**Goal of the exercise**
Copy every line of the data that contains the string "impresa".

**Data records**
(begin)
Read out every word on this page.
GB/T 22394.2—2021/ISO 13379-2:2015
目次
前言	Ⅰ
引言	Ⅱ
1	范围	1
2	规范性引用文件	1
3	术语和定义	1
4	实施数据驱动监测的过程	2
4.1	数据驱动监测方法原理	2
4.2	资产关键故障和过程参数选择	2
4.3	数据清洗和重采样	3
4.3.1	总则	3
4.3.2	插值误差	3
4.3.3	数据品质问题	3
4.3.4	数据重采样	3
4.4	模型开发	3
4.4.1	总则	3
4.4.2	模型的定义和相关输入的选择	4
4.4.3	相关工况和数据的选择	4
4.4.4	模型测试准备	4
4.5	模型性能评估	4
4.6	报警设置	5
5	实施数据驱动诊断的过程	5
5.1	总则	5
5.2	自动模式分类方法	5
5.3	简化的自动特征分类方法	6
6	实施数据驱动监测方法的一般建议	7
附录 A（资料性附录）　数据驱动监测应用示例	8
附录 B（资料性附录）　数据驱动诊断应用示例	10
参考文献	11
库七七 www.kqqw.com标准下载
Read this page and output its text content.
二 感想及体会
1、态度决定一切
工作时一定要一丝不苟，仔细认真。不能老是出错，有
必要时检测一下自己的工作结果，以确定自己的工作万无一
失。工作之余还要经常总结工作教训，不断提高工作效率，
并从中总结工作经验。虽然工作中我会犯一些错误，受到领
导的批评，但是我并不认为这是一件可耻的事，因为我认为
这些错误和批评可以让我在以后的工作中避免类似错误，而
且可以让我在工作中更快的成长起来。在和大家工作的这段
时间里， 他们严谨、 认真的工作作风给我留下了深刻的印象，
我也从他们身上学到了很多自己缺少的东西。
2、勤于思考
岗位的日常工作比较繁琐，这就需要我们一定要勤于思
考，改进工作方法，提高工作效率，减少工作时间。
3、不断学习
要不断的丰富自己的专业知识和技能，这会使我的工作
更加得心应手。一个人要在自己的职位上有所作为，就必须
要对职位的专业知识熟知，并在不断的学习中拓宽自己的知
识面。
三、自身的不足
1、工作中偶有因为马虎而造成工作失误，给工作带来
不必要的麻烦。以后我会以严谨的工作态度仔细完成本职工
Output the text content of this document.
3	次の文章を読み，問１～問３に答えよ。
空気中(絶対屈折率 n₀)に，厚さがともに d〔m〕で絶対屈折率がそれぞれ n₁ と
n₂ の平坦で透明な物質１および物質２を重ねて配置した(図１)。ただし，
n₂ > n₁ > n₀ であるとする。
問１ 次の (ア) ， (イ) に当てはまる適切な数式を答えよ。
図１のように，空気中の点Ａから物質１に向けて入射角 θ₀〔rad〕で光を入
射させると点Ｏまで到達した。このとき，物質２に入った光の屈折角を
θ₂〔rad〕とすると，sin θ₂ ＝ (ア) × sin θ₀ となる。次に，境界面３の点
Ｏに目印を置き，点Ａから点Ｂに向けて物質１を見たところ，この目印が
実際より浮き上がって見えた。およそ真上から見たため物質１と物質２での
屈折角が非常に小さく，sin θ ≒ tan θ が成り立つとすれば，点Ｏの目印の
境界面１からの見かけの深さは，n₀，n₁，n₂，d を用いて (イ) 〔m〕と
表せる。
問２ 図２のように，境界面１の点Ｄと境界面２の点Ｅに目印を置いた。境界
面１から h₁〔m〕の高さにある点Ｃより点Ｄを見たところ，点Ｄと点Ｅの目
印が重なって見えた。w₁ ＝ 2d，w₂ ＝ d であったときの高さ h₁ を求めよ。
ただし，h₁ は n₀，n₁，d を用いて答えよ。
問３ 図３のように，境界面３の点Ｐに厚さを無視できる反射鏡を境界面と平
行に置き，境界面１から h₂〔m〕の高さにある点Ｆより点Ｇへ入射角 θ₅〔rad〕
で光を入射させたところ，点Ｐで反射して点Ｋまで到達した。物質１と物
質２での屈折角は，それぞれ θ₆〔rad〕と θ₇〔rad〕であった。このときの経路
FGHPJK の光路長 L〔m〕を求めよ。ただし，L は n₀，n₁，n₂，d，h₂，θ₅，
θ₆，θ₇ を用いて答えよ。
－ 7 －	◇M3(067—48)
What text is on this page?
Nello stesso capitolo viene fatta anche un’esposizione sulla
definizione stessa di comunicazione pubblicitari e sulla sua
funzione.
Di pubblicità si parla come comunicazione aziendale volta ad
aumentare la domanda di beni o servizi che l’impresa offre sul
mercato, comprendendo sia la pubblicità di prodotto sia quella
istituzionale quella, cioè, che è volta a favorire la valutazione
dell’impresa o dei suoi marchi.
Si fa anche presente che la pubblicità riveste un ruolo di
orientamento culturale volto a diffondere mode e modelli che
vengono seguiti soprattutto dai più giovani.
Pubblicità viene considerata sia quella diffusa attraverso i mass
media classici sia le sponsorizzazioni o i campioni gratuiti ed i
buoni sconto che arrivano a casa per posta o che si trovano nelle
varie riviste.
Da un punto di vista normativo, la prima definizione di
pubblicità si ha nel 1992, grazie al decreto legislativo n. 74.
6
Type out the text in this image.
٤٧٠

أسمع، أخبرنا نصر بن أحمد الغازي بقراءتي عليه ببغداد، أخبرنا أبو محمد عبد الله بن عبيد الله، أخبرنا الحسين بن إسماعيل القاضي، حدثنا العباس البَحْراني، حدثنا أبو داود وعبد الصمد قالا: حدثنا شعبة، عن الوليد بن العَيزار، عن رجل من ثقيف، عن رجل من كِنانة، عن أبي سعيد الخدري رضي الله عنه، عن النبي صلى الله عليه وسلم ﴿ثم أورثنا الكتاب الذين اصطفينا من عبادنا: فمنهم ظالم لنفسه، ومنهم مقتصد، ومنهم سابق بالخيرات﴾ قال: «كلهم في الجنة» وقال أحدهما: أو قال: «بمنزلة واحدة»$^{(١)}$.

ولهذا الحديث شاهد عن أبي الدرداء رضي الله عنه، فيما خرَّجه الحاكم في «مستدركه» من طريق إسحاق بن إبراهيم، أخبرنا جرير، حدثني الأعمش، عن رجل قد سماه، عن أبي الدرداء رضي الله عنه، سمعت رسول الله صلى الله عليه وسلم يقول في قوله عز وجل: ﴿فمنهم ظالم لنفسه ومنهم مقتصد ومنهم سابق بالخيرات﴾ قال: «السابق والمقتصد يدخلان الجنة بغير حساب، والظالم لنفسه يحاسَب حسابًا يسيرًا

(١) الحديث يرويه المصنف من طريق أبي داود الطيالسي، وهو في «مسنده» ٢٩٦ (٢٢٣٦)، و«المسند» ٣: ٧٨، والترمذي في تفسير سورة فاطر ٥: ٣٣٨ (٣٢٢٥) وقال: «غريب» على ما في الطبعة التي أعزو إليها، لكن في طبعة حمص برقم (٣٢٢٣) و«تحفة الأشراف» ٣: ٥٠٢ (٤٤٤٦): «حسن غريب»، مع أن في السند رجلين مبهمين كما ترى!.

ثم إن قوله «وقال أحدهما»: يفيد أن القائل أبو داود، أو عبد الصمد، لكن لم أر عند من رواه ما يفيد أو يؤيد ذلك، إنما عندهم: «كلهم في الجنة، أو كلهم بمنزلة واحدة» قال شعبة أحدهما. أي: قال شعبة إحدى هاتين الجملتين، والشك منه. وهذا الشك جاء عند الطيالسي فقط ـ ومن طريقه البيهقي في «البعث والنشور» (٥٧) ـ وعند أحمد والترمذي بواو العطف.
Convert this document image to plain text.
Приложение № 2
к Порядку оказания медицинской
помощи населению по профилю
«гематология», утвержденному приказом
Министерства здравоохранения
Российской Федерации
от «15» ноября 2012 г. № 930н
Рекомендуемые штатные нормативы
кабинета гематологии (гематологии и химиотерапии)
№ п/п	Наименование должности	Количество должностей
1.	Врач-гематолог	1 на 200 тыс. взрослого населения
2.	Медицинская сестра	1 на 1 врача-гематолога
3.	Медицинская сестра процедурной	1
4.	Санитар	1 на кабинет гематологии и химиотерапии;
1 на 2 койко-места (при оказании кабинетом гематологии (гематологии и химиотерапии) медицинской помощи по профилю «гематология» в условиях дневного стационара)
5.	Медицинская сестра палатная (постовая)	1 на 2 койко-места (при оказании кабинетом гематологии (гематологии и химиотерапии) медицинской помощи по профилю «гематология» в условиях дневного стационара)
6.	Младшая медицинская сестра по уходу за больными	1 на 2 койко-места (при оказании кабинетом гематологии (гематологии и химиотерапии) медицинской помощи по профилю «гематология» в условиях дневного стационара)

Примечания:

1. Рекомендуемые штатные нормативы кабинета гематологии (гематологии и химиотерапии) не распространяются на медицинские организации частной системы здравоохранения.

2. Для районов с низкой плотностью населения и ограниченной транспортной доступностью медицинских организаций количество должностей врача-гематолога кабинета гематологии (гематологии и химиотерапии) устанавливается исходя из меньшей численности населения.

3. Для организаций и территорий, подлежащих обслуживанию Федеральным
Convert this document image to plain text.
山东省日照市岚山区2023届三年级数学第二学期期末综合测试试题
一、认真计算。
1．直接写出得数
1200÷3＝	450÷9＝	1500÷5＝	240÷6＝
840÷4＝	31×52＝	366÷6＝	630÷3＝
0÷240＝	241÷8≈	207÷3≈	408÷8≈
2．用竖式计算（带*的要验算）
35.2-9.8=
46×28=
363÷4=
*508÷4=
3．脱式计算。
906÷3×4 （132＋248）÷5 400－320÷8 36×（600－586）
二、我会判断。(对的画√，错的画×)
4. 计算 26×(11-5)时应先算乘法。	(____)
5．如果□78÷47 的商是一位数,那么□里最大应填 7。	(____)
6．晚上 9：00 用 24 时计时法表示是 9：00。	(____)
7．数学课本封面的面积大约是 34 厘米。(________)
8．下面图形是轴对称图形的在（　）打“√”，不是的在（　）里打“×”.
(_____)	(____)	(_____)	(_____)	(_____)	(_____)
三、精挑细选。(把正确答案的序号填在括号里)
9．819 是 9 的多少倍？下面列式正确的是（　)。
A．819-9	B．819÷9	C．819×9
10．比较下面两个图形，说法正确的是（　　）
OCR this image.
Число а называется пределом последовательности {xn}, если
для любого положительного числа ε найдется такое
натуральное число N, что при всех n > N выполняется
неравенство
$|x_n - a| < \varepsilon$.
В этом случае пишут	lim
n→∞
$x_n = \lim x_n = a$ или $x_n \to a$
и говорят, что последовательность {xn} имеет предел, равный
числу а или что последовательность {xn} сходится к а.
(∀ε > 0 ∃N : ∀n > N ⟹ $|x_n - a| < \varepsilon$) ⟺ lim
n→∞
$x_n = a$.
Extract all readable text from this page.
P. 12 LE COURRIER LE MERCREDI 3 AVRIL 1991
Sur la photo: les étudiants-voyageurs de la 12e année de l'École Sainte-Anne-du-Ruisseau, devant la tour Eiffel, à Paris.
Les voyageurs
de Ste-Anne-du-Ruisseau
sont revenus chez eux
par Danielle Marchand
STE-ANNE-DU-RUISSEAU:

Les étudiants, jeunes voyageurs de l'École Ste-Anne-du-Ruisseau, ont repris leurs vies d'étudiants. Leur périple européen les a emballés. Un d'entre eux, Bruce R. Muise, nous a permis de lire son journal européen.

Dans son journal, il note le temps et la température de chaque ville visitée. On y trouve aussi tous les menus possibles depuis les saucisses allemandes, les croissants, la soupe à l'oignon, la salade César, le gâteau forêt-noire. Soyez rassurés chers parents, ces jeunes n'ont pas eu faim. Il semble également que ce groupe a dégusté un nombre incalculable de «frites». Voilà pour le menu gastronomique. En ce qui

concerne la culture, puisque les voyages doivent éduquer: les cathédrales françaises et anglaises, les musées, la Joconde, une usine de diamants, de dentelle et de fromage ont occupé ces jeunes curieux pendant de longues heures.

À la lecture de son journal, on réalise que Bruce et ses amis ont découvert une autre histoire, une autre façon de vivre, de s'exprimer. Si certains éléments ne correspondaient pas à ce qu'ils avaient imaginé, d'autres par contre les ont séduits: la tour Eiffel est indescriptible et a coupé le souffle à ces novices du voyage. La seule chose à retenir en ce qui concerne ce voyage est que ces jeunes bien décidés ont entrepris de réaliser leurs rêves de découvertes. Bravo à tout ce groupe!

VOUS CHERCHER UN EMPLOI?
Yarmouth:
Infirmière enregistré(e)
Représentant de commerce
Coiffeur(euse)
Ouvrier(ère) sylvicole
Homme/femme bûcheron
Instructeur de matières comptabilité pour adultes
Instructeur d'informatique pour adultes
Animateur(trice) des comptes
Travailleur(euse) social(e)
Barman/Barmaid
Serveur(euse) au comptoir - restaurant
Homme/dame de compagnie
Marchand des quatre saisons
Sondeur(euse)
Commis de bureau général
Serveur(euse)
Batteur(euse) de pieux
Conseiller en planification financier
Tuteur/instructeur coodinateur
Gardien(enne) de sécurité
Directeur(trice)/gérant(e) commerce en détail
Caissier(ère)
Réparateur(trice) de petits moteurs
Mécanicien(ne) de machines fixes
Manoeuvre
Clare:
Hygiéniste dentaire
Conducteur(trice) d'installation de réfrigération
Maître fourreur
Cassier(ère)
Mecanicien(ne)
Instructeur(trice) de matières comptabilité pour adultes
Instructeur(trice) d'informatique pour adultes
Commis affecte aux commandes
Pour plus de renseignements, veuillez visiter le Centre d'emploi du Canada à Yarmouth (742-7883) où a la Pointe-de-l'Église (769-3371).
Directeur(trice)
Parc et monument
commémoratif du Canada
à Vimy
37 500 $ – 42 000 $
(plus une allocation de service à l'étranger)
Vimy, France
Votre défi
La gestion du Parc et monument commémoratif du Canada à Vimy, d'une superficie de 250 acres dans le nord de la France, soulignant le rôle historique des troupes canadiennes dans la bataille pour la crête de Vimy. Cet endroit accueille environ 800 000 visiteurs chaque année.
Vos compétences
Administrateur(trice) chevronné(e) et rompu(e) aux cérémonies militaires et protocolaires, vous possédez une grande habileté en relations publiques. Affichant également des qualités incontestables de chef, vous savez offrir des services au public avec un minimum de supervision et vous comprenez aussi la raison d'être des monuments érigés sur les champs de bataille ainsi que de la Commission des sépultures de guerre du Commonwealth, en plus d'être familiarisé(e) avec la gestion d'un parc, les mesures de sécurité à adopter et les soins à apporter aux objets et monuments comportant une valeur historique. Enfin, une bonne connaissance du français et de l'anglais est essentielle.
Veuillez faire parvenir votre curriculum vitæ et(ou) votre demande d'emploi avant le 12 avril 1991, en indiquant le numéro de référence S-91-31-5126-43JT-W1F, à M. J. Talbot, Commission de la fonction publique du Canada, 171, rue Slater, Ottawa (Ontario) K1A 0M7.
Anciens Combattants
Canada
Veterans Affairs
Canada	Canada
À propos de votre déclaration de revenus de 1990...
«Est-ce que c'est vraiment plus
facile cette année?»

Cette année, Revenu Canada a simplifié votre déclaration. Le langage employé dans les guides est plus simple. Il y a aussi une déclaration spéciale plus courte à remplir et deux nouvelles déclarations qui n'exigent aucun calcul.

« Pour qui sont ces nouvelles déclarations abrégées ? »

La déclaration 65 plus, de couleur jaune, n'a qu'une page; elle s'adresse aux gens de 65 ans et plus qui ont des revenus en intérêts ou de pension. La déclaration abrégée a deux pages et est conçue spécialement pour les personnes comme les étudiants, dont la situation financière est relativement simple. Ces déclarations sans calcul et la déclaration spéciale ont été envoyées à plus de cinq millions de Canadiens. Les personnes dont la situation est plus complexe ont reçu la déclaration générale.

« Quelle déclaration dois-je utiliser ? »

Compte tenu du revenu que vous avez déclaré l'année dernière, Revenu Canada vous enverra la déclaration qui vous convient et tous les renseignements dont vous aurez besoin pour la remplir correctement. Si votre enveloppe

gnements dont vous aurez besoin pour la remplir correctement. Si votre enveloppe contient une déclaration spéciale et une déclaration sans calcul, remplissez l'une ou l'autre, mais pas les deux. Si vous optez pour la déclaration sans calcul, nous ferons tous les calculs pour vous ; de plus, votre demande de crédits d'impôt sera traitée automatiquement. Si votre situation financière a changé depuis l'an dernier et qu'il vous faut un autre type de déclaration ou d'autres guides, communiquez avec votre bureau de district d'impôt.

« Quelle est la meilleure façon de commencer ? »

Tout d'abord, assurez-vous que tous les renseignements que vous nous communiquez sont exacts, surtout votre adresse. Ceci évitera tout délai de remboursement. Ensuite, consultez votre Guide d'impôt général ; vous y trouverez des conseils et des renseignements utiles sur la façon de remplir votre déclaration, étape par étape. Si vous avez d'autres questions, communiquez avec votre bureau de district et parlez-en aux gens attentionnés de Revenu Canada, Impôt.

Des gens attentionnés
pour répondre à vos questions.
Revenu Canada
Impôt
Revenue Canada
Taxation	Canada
(end)
**Solution for this problem**
aumentare la domanda di beni o servizi che l’impresa offre sul
dell’impresa o dei suoi marchi.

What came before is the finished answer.